### [The request]
Return every line below in which "time" appears.

Dataset rows about figures
>>

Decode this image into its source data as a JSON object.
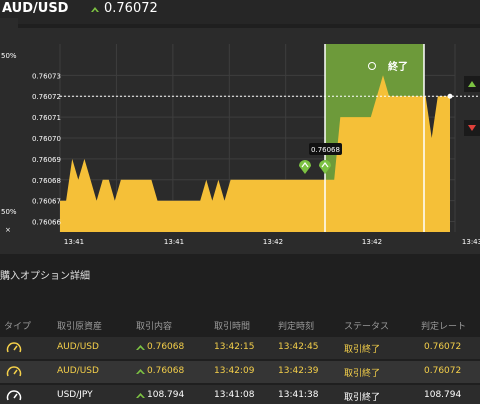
{
  "header": {
    "pair": "AUD/USD",
    "rate": "0.76072",
    "trend_icon": "up-arrow-icon",
    "trend_color": "#7cc242"
  },
  "chart_data": {
    "type": "area",
    "ylim": [
      0.760655,
      0.760745
    ],
    "y_ticks": [
      "0.76073",
      "0.76072",
      "0.76071",
      "0.76070",
      "0.76069",
      "0.76068",
      "0.76067",
      "0.76066"
    ],
    "x_tick_labels": [
      "13:41",
      "13:41",
      "13:42",
      "13:42",
      "13:43"
    ],
    "series": [
      {
        "values": [
          0.76067,
          0.76067,
          0.76069,
          0.76068,
          0.76069,
          0.76068,
          0.76067,
          0.76068,
          0.76068,
          0.76067,
          0.76068,
          0.76068,
          0.76068,
          0.76068,
          0.76068,
          0.76068,
          0.76067,
          0.76067,
          0.76067,
          0.76067,
          0.76067,
          0.76067,
          0.76067,
          0.76067,
          0.76068,
          0.76067,
          0.76068,
          0.76067,
          0.76068,
          0.76068,
          0.76068,
          0.76068,
          0.76068,
          0.76068,
          0.76068,
          0.76068,
          0.76068,
          0.76068,
          0.76068,
          0.76068,
          0.76068,
          0.76068,
          0.76068,
          0.76068,
          0.76068,
          0.76068,
          0.76071,
          0.76071,
          0.76071,
          0.76071,
          0.76071,
          0.76071,
          0.76072,
          0.76073,
          0.76072,
          0.76072,
          0.76072,
          0.76072,
          0.76072,
          0.76072,
          0.76072,
          0.7607,
          0.76072,
          0.76072,
          0.76072
        ]
      }
    ],
    "current_rate_line": 0.76072,
    "entry_marker_label": "0.76068",
    "end_zone_label": "終了",
    "left_pct_top": "50%",
    "left_pct_bottom": "50%",
    "left_close": "×",
    "area_color": "#f5c038",
    "zone_color": "#6d9a3a"
  },
  "section": {
    "title": "購入オプション詳細"
  },
  "table": {
    "headers": [
      "タイプ",
      "取引原資産",
      "取引内容",
      "取引時間",
      "判定時刻",
      "ステータス",
      "判定レート"
    ],
    "rows": [
      {
        "asset": "AUD/USD",
        "content": "0.76068",
        "time": "13:42:15",
        "judge": "13:42:45",
        "status": "取引終了",
        "rate": "0.76072"
      },
      {
        "asset": "AUD/USD",
        "content": "0.76068",
        "time": "13:42:09",
        "judge": "13:42:39",
        "status": "取引終了",
        "rate": "0.76072"
      },
      {
        "asset": "USD/JPY",
        "content": "108.794",
        "time": "13:41:08",
        "judge": "13:41:38",
        "status": "取引終了",
        "rate": "108.794"
      }
    ]
  }
}
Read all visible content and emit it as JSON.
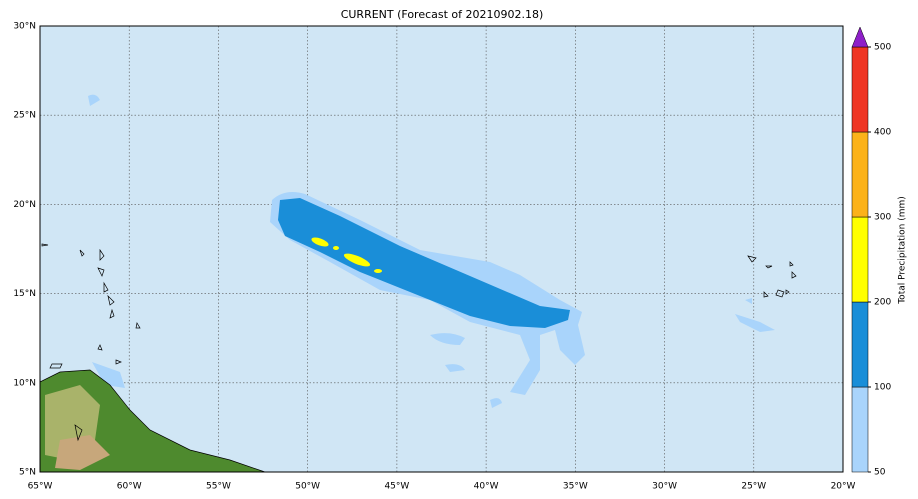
{
  "title": "CURRENT (Forecast of 20210902.18)",
  "map": {
    "lonlim": [
      -65,
      -20
    ],
    "latlim": [
      5,
      30
    ],
    "lon_ticks": [
      {
        "value": -65,
        "label": "65°W"
      },
      {
        "value": -60,
        "label": "60°W"
      },
      {
        "value": -55,
        "label": "55°W"
      },
      {
        "value": -50,
        "label": "50°W"
      },
      {
        "value": -45,
        "label": "45°W"
      },
      {
        "value": -40,
        "label": "40°W"
      },
      {
        "value": -35,
        "label": "35°W"
      },
      {
        "value": -30,
        "label": "30°W"
      },
      {
        "value": -25,
        "label": "25°W"
      },
      {
        "value": -20,
        "label": "20°W"
      }
    ],
    "lat_ticks": [
      {
        "value": 5,
        "label": "5°N"
      },
      {
        "value": 10,
        "label": "10°N"
      },
      {
        "value": 15,
        "label": "15°N"
      },
      {
        "value": 20,
        "label": "20°N"
      },
      {
        "value": 25,
        "label": "25°N"
      },
      {
        "value": 30,
        "label": "30°N"
      }
    ],
    "grid": true
  },
  "colorbar": {
    "label": "Total Precipitation (mm)",
    "levels": [
      50,
      100,
      200,
      300,
      400,
      500
    ],
    "colors": [
      "#a9d4fb",
      "#1a8ed8",
      "#ffff00",
      "#fbb21a",
      "#ee3523"
    ],
    "extend_color": "#8e1fc8"
  }
}
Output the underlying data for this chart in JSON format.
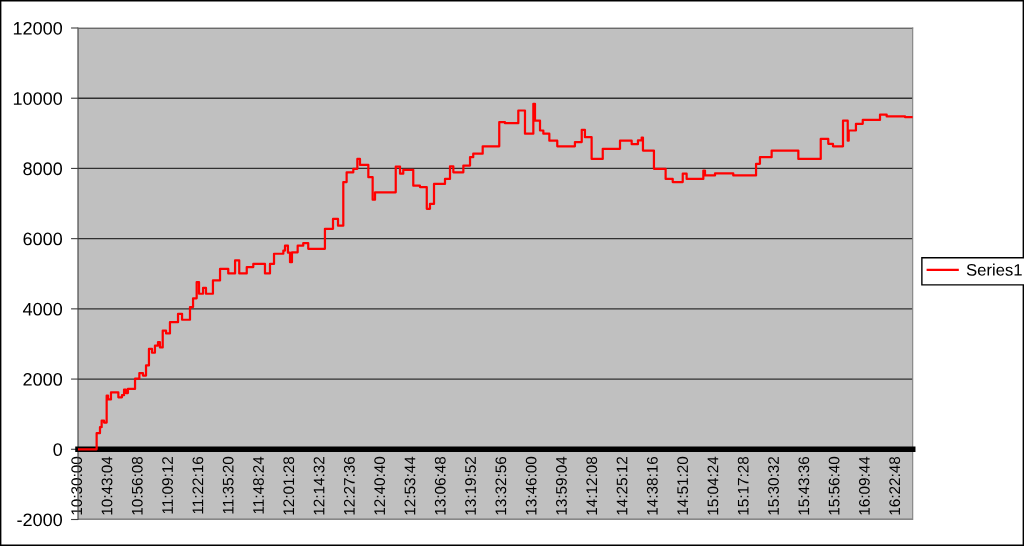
{
  "chart_data": {
    "type": "step",
    "xlim": [
      10.5,
      16.5
    ],
    "xticks": [
      {
        "value": 10.5,
        "label": "10:30:00"
      },
      {
        "value": 10.7178,
        "label": "10:43:04"
      },
      {
        "value": 10.9356,
        "label": "10:56:08"
      },
      {
        "value": 11.1533,
        "label": "11:09:12"
      },
      {
        "value": 11.3711,
        "label": "11:22:16"
      },
      {
        "value": 11.5889,
        "label": "11:35:20"
      },
      {
        "value": 11.8067,
        "label": "11:48:24"
      },
      {
        "value": 12.0244,
        "label": "12:01:28"
      },
      {
        "value": 12.2422,
        "label": "12:14:32"
      },
      {
        "value": 12.46,
        "label": "12:27:36"
      },
      {
        "value": 12.6778,
        "label": "12:40:40"
      },
      {
        "value": 12.8956,
        "label": "12:53:44"
      },
      {
        "value": 13.1133,
        "label": "13:06:48"
      },
      {
        "value": 13.3311,
        "label": "13:19:52"
      },
      {
        "value": 13.5489,
        "label": "13:32:56"
      },
      {
        "value": 13.7667,
        "label": "13:46:00"
      },
      {
        "value": 13.9844,
        "label": "13:59:04"
      },
      {
        "value": 14.2022,
        "label": "14:12:08"
      },
      {
        "value": 14.42,
        "label": "14:25:12"
      },
      {
        "value": 14.6378,
        "label": "14:38:16"
      },
      {
        "value": 14.8556,
        "label": "14:51:20"
      },
      {
        "value": 15.0733,
        "label": "15:04:24"
      },
      {
        "value": 15.2911,
        "label": "15:17:28"
      },
      {
        "value": 15.5089,
        "label": "15:30:32"
      },
      {
        "value": 15.7267,
        "label": "15:43:36"
      },
      {
        "value": 15.9444,
        "label": "15:56:40"
      },
      {
        "value": 16.1622,
        "label": "16:09:44"
      },
      {
        "value": 16.38,
        "label": "16:22:48"
      }
    ],
    "ylim": [
      -2000,
      12000
    ],
    "yticks": [
      -2000,
      0,
      2000,
      4000,
      6000,
      8000,
      10000,
      12000
    ],
    "grid": "y",
    "legend": "right",
    "line_style": "solid",
    "x": [
      10.5,
      10.634,
      10.658,
      10.67,
      10.687,
      10.706,
      10.716,
      10.737,
      10.79,
      10.816,
      10.831,
      10.845,
      10.859,
      10.91,
      10.941,
      10.967,
      10.989,
      11.01,
      11.032,
      11.053,
      11.075,
      11.089,
      11.109,
      11.133,
      11.161,
      11.219,
      11.248,
      11.305,
      11.327,
      11.353,
      11.37,
      11.399,
      11.42,
      11.47,
      11.521,
      11.58,
      11.629,
      11.659,
      11.713,
      11.76,
      11.844,
      11.88,
      11.909,
      11.976,
      11.988,
      12.009,
      12.024,
      12.038,
      12.079,
      12.119,
      12.155,
      12.275,
      12.333,
      12.369,
      12.407,
      12.431,
      12.479,
      12.508,
      12.527,
      12.587,
      12.618,
      12.635,
      12.784,
      12.815,
      12.838,
      12.91,
      12.958,
      13.007,
      13.03,
      13.059,
      13.138,
      13.174,
      13.198,
      13.27,
      13.318,
      13.341,
      13.409,
      13.528,
      13.569,
      13.665,
      13.713,
      13.773,
      13.785,
      13.821,
      13.845,
      13.888,
      13.945,
      14.072,
      14.121,
      14.144,
      14.192,
      14.272,
      14.396,
      14.48,
      14.525,
      14.552,
      14.561,
      14.64,
      14.724,
      14.775,
      14.847,
      14.875,
      14.995,
      15.007,
      15.079,
      15.21,
      15.374,
      15.402,
      15.486,
      15.678,
      15.839,
      15.893,
      15.927,
      15.999,
      16.033,
      16.04,
      16.092,
      16.141,
      16.265,
      16.313,
      16.445,
      16.5
    ],
    "series": [
      {
        "name": "Series1",
        "color": "#ff0000",
        "values": [
          0,
          460,
          630,
          820,
          760,
          1530,
          1420,
          1620,
          1480,
          1540,
          1700,
          1600,
          1720,
          2010,
          2170,
          2100,
          2390,
          2860,
          2750,
          2950,
          3050,
          2900,
          3380,
          3300,
          3620,
          3860,
          3690,
          4050,
          4300,
          4760,
          4430,
          4600,
          4430,
          4810,
          5140,
          5010,
          5380,
          5010,
          5190,
          5280,
          5010,
          5280,
          5570,
          5660,
          5800,
          5600,
          5330,
          5610,
          5800,
          5870,
          5710,
          6280,
          6560,
          6370,
          7610,
          7890,
          7990,
          8270,
          8100,
          7750,
          7110,
          7320,
          8050,
          7850,
          7960,
          7510,
          7470,
          6850,
          6990,
          7560,
          7700,
          8060,
          7890,
          8080,
          8320,
          8420,
          8630,
          9320,
          9290,
          9650,
          8990,
          9840,
          9360,
          9080,
          8990,
          8790,
          8630,
          8750,
          9100,
          8890,
          8270,
          8560,
          8790,
          8690,
          8800,
          8880,
          8510,
          7990,
          7700,
          7610,
          7850,
          7700,
          7940,
          7800,
          7860,
          7800,
          8130,
          8320,
          8510,
          8270,
          8840,
          8700,
          8630,
          9360,
          8790,
          9080,
          9270,
          9380,
          9530,
          9480,
          9460,
          9460
        ]
      }
    ]
  }
}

<<

### [Solved problem]
        "time": "13:42:15",
        "time": "13:42:09",
        "time": "13:41:08",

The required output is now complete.